■ Required work ■
Copy out every one of these entries word for word.

[Stored data entries]
- - -

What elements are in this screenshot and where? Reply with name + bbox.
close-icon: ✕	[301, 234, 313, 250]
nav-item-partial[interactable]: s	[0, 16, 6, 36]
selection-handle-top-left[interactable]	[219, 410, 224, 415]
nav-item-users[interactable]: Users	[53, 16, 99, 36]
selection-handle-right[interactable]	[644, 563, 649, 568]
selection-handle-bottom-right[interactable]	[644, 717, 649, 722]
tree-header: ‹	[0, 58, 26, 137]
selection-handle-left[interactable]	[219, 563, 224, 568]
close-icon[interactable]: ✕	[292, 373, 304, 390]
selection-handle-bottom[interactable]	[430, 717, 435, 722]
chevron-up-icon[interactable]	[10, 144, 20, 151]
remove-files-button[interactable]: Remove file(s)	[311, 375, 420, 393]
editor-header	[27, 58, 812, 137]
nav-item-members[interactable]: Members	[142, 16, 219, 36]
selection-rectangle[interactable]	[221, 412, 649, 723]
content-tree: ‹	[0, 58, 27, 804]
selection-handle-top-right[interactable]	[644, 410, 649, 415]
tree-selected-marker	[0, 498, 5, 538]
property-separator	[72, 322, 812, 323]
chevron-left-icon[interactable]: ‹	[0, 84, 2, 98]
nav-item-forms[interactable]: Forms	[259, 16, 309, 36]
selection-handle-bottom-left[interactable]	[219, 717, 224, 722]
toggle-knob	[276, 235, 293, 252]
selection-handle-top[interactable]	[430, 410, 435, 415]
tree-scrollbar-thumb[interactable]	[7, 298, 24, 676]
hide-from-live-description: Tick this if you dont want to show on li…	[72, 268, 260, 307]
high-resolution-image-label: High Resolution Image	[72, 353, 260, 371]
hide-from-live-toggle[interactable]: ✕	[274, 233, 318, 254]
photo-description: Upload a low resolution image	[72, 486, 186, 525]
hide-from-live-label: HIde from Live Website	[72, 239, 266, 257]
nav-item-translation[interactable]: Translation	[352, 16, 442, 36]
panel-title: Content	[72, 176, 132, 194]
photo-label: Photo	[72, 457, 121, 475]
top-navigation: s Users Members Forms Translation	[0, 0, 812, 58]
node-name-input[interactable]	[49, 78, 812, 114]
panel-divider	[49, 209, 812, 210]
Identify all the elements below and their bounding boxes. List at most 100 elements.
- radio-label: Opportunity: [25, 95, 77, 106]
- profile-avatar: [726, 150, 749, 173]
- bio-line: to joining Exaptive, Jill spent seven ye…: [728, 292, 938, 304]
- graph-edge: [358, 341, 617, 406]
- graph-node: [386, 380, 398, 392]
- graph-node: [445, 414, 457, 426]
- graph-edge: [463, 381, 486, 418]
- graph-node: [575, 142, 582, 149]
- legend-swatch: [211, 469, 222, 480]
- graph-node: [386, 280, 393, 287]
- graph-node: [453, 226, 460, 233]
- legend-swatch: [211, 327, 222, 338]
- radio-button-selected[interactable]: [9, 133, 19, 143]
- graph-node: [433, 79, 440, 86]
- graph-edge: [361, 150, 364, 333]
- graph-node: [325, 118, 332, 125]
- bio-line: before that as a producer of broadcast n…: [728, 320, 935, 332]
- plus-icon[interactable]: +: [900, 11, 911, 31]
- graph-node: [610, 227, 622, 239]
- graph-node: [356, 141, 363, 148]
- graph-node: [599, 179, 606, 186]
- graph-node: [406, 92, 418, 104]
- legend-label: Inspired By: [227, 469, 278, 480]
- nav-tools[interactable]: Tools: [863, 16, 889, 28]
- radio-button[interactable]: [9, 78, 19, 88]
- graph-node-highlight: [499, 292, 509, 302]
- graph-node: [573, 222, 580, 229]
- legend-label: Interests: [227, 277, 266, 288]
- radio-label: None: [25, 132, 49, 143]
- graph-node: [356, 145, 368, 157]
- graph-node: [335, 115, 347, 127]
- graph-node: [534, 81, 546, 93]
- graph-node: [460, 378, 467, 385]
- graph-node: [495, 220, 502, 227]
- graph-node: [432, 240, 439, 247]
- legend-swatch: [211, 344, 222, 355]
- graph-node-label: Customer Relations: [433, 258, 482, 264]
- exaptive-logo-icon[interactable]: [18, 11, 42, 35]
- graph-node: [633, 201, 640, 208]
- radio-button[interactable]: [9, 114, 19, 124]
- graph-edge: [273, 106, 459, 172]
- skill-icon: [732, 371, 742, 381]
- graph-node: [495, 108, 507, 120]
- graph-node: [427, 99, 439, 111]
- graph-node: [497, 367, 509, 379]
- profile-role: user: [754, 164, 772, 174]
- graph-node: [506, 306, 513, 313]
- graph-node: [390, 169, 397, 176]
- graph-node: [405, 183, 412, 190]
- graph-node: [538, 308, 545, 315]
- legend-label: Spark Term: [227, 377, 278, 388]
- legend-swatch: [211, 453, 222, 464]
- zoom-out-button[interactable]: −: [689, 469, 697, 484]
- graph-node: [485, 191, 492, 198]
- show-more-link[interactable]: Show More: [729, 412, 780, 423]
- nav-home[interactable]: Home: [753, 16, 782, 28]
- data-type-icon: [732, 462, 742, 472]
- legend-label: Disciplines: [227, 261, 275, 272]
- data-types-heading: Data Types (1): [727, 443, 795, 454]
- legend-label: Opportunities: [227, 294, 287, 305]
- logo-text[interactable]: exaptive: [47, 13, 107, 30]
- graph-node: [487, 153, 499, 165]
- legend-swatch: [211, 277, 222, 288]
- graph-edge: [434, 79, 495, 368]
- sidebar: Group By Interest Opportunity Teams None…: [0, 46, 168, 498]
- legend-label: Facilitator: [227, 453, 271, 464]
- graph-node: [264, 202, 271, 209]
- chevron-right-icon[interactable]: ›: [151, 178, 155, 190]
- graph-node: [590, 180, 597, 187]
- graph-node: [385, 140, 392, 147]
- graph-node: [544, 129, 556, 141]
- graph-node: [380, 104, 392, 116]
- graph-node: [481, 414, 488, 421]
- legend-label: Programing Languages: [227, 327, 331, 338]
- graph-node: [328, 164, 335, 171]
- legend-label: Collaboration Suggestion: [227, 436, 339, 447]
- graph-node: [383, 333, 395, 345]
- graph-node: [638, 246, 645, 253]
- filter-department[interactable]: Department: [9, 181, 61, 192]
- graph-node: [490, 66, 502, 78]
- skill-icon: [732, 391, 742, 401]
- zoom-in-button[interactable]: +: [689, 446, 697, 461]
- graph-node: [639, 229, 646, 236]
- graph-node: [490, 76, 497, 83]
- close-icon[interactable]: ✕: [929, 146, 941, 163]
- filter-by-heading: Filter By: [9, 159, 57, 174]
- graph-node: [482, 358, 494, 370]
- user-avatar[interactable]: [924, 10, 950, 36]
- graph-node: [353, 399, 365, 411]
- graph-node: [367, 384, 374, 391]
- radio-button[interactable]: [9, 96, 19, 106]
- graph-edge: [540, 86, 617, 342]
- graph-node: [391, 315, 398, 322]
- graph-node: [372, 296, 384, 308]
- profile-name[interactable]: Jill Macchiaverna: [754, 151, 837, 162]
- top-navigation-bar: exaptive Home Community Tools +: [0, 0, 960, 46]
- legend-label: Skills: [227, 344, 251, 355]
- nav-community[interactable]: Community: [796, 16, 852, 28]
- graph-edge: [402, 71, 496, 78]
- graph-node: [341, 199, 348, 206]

- - -

■ Exercise result ■
What elements are in this screenshot and where? Reply with name + bbox.
close-icon: ✕	[301, 234, 313, 250]
nav-item-partial[interactable]: s	[0, 16, 6, 36]
selection-handle-top-left[interactable]	[219, 410, 224, 415]
nav-item-users[interactable]: Users	[53, 16, 99, 36]
selection-handle-right[interactable]	[644, 563, 649, 568]
selection-handle-bottom-right[interactable]	[644, 717, 649, 722]
tree-header: ‹	[0, 58, 26, 137]
selection-handle-left[interactable]	[219, 563, 224, 568]
close-icon[interactable]: ✕	[292, 373, 304, 390]
selection-handle-bottom[interactable]	[430, 717, 435, 722]
chevron-up-icon[interactable]	[10, 144, 20, 151]
remove-files-button[interactable]: Remove file(s)	[311, 375, 420, 393]
editor-header	[27, 58, 812, 137]
nav-item-members[interactable]: Members	[142, 16, 219, 36]
selection-rectangle[interactable]	[221, 412, 649, 723]
content-tree: ‹	[0, 58, 27, 804]
selection-handle-top-right[interactable]	[644, 410, 649, 415]
tree-selected-marker	[0, 498, 5, 538]
property-separator	[72, 322, 812, 323]
chevron-left-icon[interactable]: ‹	[0, 84, 2, 98]
nav-item-forms[interactable]: Forms	[259, 16, 309, 36]
selection-handle-bottom-left[interactable]	[219, 717, 224, 722]
toggle-knob	[276, 235, 293, 252]
selection-handle-top[interactable]	[430, 410, 435, 415]
tree-scrollbar-thumb[interactable]	[7, 298, 24, 676]
hide-from-live-description: Tick this if you dont want to show on li…	[72, 268, 260, 307]
high-resolution-image-label: High Resolution Image	[72, 353, 260, 371]
hide-from-live-toggle[interactable]: ✕	[274, 233, 318, 254]
photo-description: Upload a low resolution image	[72, 486, 186, 525]
hide-from-live-label: HIde from Live Website	[72, 239, 266, 257]
nav-item-translation[interactable]: Translation	[352, 16, 442, 36]
panel-title: Content	[72, 176, 132, 194]
photo-label: Photo	[72, 457, 121, 475]
top-navigation: s Users Members Forms Translation	[0, 0, 812, 58]
node-name-input[interactable]	[49, 78, 812, 114]
panel-divider	[49, 209, 812, 210]
Identify all the elements below and their bounding boxes. List at most 100 elements.
- radio-label: Opportunity: [25, 95, 77, 106]
- profile-avatar: [726, 150, 749, 173]
- bio-line: to joining Exaptive, Jill spent seven ye…: [728, 292, 938, 304]
- graph-edge: [358, 341, 617, 406]
- graph-node: [386, 380, 398, 392]
- graph-node: [445, 414, 457, 426]
- graph-edge: [463, 381, 486, 418]
- graph-node: [575, 142, 582, 149]
- legend-swatch: [211, 469, 222, 480]
- graph-node: [386, 280, 393, 287]
- graph-node: [453, 226, 460, 233]
- legend-swatch: [211, 327, 222, 338]
- radio-button-selected[interactable]: [9, 133, 19, 143]
- graph-node: [433, 79, 440, 86]
- graph-edge: [361, 150, 364, 333]
- graph-node: [325, 118, 332, 125]
- bio-line: before that as a producer of broadcast n…: [728, 320, 935, 332]
- plus-icon[interactable]: +: [900, 11, 911, 31]
- graph-node: [610, 227, 622, 239]
- graph-node: [356, 141, 363, 148]
- graph-node: [599, 179, 606, 186]
- graph-node: [406, 92, 418, 104]
- legend-label: Inspired By: [227, 469, 278, 480]
- nav-tools[interactable]: Tools: [863, 16, 889, 28]
- radio-button[interactable]: [9, 78, 19, 88]
- graph-node-highlight: [499, 292, 509, 302]
- graph-node: [573, 222, 580, 229]
- legend-label: Interests: [227, 277, 266, 288]
- radio-label: None: [25, 132, 49, 143]
- graph-node: [356, 145, 368, 157]
- graph-node: [335, 115, 347, 127]
- graph-node: [534, 81, 546, 93]
- graph-node: [460, 378, 467, 385]
- graph-node: [495, 220, 502, 227]
- graph-node: [432, 240, 439, 247]
- legend-swatch: [211, 344, 222, 355]
- graph-node-label: Customer Relations: [433, 258, 482, 264]
- exaptive-logo-icon[interactable]: [18, 11, 42, 35]
- graph-node: [633, 201, 640, 208]
- radio-button[interactable]: [9, 114, 19, 124]
- graph-edge: [273, 106, 459, 172]
- skill-icon: [732, 371, 742, 381]
- graph-node: [495, 108, 507, 120]
- graph-node: [427, 99, 439, 111]
- graph-node: [497, 367, 509, 379]
- profile-role: user: [754, 164, 772, 174]
- graph-node: [506, 306, 513, 313]
- graph-node: [390, 169, 397, 176]
- graph-node: [405, 183, 412, 190]
- graph-node: [538, 308, 545, 315]
- legend-label: Spark Term: [227, 377, 278, 388]
- legend-swatch: [211, 453, 222, 464]
- zoom-out-button[interactable]: −: [689, 469, 697, 484]
- graph-node: [485, 191, 492, 198]
- show-more-link[interactable]: Show More: [729, 412, 780, 423]
- nav-home[interactable]: Home: [753, 16, 782, 28]
- data-type-icon: [732, 462, 742, 472]
- legend-label: Disciplines: [227, 261, 275, 272]
- data-types-heading: Data Types (1): [727, 443, 795, 454]
- legend-label: Opportunities: [227, 294, 287, 305]
- logo-text[interactable]: exaptive: [47, 13, 107, 30]
- graph-node: [487, 153, 499, 165]
- legend-swatch: [211, 277, 222, 288]
- graph-edge: [434, 79, 495, 368]
- sidebar: Group By Interest Opportunity Teams None…: [0, 46, 168, 498]
- legend-label: Facilitator: [227, 453, 271, 464]
- graph-node: [264, 202, 271, 209]
- chevron-right-icon[interactable]: ›: [151, 178, 155, 190]
- graph-node: [590, 180, 597, 187]
- graph-node: [385, 140, 392, 147]
- graph-node: [544, 129, 556, 141]
- graph-node: [380, 104, 392, 116]
- graph-node: [481, 414, 488, 421]
- legend-label: Programing Languages: [227, 327, 331, 338]
- graph-node: [328, 164, 335, 171]
- legend-label: Collaboration Suggestion: [227, 436, 339, 447]
- graph-node: [383, 333, 395, 345]
- graph-node: [638, 246, 645, 253]
- filter-department[interactable]: Department: [9, 181, 61, 192]
- graph-node: [490, 66, 502, 78]
- skill-icon: [732, 391, 742, 401]
- zoom-in-button[interactable]: +: [689, 446, 697, 461]
- graph-node: [639, 229, 646, 236]
- graph-node: [490, 76, 497, 83]
- close-icon[interactable]: ✕: [929, 146, 941, 163]
- filter-by-heading: Filter By: [9, 159, 57, 174]
- graph-node: [482, 358, 494, 370]
- user-avatar[interactable]: [924, 10, 950, 36]
- graph-node: [353, 399, 365, 411]
- graph-node: [367, 384, 374, 391]
- radio-button[interactable]: [9, 96, 19, 106]
- graph-edge: [540, 86, 617, 342]
- graph-node: [391, 315, 398, 322]
- graph-node: [372, 296, 384, 308]
- profile-name[interactable]: Jill Macchiaverna: [754, 151, 837, 162]
- top-navigation-bar: exaptive Home Community Tools +: [0, 0, 960, 46]
- legend-label: Skills: [227, 344, 251, 355]
- nav-community[interactable]: Community: [796, 16, 852, 28]
- graph-edge: [402, 71, 496, 78]
- graph-node: [341, 199, 348, 206]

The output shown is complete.